■ **Instructions for the task**
Reproduce the material in full, unchanged.

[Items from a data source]
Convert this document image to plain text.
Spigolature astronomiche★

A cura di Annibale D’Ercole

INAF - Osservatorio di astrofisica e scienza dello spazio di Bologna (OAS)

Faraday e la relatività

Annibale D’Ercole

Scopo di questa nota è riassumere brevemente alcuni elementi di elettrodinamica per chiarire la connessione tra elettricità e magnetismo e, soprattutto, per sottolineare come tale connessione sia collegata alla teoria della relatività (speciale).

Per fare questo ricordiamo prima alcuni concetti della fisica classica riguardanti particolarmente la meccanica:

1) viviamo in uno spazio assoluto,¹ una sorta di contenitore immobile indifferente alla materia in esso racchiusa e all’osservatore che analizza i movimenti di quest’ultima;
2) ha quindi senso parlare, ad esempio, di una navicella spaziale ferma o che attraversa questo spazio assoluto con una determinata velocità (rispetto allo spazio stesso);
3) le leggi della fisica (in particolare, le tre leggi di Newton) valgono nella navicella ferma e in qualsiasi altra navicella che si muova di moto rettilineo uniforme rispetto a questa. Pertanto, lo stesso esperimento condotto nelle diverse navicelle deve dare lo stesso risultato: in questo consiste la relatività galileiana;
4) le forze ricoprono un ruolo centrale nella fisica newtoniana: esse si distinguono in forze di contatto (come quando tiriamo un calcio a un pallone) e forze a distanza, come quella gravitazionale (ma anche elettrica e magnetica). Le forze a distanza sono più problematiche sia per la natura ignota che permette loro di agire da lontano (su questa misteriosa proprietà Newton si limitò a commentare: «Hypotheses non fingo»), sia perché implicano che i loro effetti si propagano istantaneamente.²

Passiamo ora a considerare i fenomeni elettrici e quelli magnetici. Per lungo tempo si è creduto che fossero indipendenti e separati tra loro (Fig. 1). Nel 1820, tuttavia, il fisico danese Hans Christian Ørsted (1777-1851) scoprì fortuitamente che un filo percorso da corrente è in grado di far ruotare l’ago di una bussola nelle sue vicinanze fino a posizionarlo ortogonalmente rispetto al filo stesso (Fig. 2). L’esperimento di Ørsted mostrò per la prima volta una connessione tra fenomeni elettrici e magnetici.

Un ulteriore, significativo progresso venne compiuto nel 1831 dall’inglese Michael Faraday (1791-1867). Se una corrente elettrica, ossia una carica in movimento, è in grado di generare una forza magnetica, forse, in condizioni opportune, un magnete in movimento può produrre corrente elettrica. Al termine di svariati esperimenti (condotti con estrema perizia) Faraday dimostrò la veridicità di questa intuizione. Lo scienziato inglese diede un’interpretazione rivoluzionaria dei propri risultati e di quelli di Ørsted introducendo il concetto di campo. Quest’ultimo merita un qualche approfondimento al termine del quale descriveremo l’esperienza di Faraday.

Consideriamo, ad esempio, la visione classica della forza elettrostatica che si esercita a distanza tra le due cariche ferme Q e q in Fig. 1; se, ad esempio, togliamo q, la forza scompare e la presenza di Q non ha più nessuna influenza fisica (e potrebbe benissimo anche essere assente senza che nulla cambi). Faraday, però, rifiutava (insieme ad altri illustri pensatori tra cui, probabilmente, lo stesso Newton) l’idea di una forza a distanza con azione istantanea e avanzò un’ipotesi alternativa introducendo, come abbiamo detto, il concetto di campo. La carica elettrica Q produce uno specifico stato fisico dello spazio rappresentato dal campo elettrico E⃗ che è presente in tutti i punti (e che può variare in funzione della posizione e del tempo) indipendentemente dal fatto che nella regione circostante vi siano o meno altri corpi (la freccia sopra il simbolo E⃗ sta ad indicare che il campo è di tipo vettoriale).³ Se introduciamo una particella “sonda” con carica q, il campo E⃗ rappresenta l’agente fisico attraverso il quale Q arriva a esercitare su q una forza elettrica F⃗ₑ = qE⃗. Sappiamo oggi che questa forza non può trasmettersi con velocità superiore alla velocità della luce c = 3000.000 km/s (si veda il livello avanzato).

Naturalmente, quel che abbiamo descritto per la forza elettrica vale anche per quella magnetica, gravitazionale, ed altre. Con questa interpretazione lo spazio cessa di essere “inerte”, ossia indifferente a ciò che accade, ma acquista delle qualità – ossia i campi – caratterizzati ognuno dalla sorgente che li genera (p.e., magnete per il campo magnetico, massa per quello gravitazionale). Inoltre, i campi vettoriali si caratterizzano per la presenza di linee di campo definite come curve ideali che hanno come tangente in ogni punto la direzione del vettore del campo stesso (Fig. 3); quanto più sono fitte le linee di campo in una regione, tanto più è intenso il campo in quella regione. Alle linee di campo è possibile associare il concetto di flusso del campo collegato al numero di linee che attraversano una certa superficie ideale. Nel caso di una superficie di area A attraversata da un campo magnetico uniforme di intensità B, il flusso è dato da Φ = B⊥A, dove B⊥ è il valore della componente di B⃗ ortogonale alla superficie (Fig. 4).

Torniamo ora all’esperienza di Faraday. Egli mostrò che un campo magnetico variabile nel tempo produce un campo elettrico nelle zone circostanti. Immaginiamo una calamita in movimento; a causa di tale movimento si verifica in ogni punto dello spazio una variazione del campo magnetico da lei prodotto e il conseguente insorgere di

■ **Full response**
Convert this document image to plain text.
Spigolature astronomiche★

A cura di Annibale D’Ercole

INAF - Osservatorio di astrofisica e scienza dello spazio di Bologna (OAS)

Faraday e la relatività

Annibale D’Ercole

Scopo di questa nota è riassumere brevemente alcuni elementi di elettrodinamica per chiarire la connessione tra elettricità e magnetismo e, soprattutto, per sottolineare come tale connessione sia collegata alla teoria della relatività (speciale).

Per fare questo ricordiamo prima alcuni concetti della fisica classica riguardanti particolarmente la meccanica:

1) viviamo in uno spazio assoluto,¹ una sorta di contenitore immobile indifferente alla materia in esso racchiusa e all’osservatore che analizza i movimenti di quest’ultima;
2) ha quindi senso parlare, ad esempio, di una navicella spaziale ferma o che attraversa questo spazio assoluto con una determinata velocità (rispetto allo spazio stesso);
3) le leggi della fisica (in particolare, le tre leggi di Newton) valgono nella navicella ferma e in qualsiasi altra navicella che si muova di moto rettilineo uniforme rispetto a questa. Pertanto, lo stesso esperimento condotto nelle diverse navicelle deve dare lo stesso risultato: in questo consiste la relatività galileiana;
4) le forze ricoprono un ruolo centrale nella fisica newtoniana: esse si distinguono in forze di contatto (come quando tiriamo un calcio a un pallone) e forze a distanza, come quella gravitazionale (ma anche elettrica e magnetica). Le forze a distanza sono più problematiche sia per la natura ignota che permette loro di agire da lontano (su questa misteriosa proprietà Newton si limitò a commentare: «Hypotheses non fingo»), sia perché implicano che i loro effetti si propagano istantaneamente.²

Passiamo ora a considerare i fenomeni elettrici e quelli magnetici. Per lungo tempo si è creduto che fossero indipendenti e separati tra loro (Fig. 1). Nel 1820, tuttavia, il fisico danese Hans Christian Ørsted (1777-1851) scoprì fortuitamente che un filo percorso da corrente è in grado di far ruotare l’ago di una bussola nelle sue vicinanze fino a posizionarlo ortogonalmente rispetto al filo stesso (Fig. 2). L’esperimento di Ørsted mostrò per la prima volta una connessione tra fenomeni elettrici e magnetici.

Un ulteriore, significativo progresso venne compiuto nel 1831 dall’inglese Michael Faraday (1791-1867). Se una corrente elettrica, ossia una carica in movimento, è in grado di generare una forza magnetica, forse, in condizioni opportune, un magnete in movimento può produrre corrente elettrica. Al termine di svariati esperimenti (condotti con estrema perizia) Faraday dimostrò la veridicità di questa intuizione. Lo scienziato inglese diede un’interpretazione rivoluzionaria dei propri risultati e di quelli di Ørsted introducendo il concetto di campo. Quest’ultimo merita un qualche approfondimento al termine del quale descriveremo l’esperienza di Faraday.

Consideriamo, ad esempio, la visione classica della forza elettrostatica che si esercita a distanza tra le due cariche ferme Q e q in Fig. 1; se, ad esempio, togliamo q, la forza scompare e la presenza di Q non ha più nessuna influenza fisica (e potrebbe benissimo anche essere assente senza che nulla cambi). Faraday, però, rifiutava (insieme ad altri illustri pensatori tra cui, probabilmente, lo stesso Newton) l’idea di una forza a distanza con azione istantanea e avanzò un’ipotesi alternativa introducendo, come abbiamo detto, il concetto di campo. La carica elettrica Q produce uno specifico stato fisico dello spazio rappresentato dal campo elettrico E⃗ che è presente in tutti i punti (e che può variare in funzione della posizione e del tempo) indipendentemente dal fatto che nella regione circostante vi siano o meno altri corpi (la freccia sopra il simbolo E⃗ sta ad indicare che il campo è di tipo vettoriale).³ Se introduciamo una particella “sonda” con carica q, il campo E⃗ rappresenta l’agente fisico attraverso il quale Q arriva a esercitare su q una forza elettrica F⃗ₑ = qE⃗. Sappiamo oggi che questa forza non può trasmettersi con velocità superiore alla velocità della luce c = 3000.000 km/s (si veda il livello avanzato).

Naturalmente, quel che abbiamo descritto per la forza elettrica vale anche per quella magnetica, gravitazionale, ed altre. Con questa interpretazione lo spazio cessa di essere “inerte”, ossia indifferente a ciò che accade, ma acquista delle qualità – ossia i campi – caratterizzati ognuno dalla sorgente che li genera (p.e., magnete per il campo magnetico, massa per quello gravitazionale). Inoltre, i campi vettoriali si caratterizzano per la presenza di linee di campo definite come curve ideali che hanno come tangente in ogni punto la direzione del vettore del campo stesso (Fig. 3); quanto più sono fitte le linee di campo in una regione, tanto più è intenso il campo in quella regione. Alle linee di campo è possibile associare il concetto di flusso del campo collegato al numero di linee che attraversano una certa superficie ideale. Nel caso di una superficie di area A attraversata da un campo magnetico uniforme di intensità B, il flusso è dato da Φ = B⊥A, dove B⊥ è il valore della componente di B⃗ ortogonale alla superficie (Fig. 4).

Torniamo ora all’esperienza di Faraday. Egli mostrò che un campo magnetico variabile nel tempo produce un campo elettrico nelle zone circostanti. Immaginiamo una calamita in movimento; a causa di tale movimento si verifica in ogni punto dello spazio una variazione del campo magnetico da lei prodotto e il conseguente insorgere di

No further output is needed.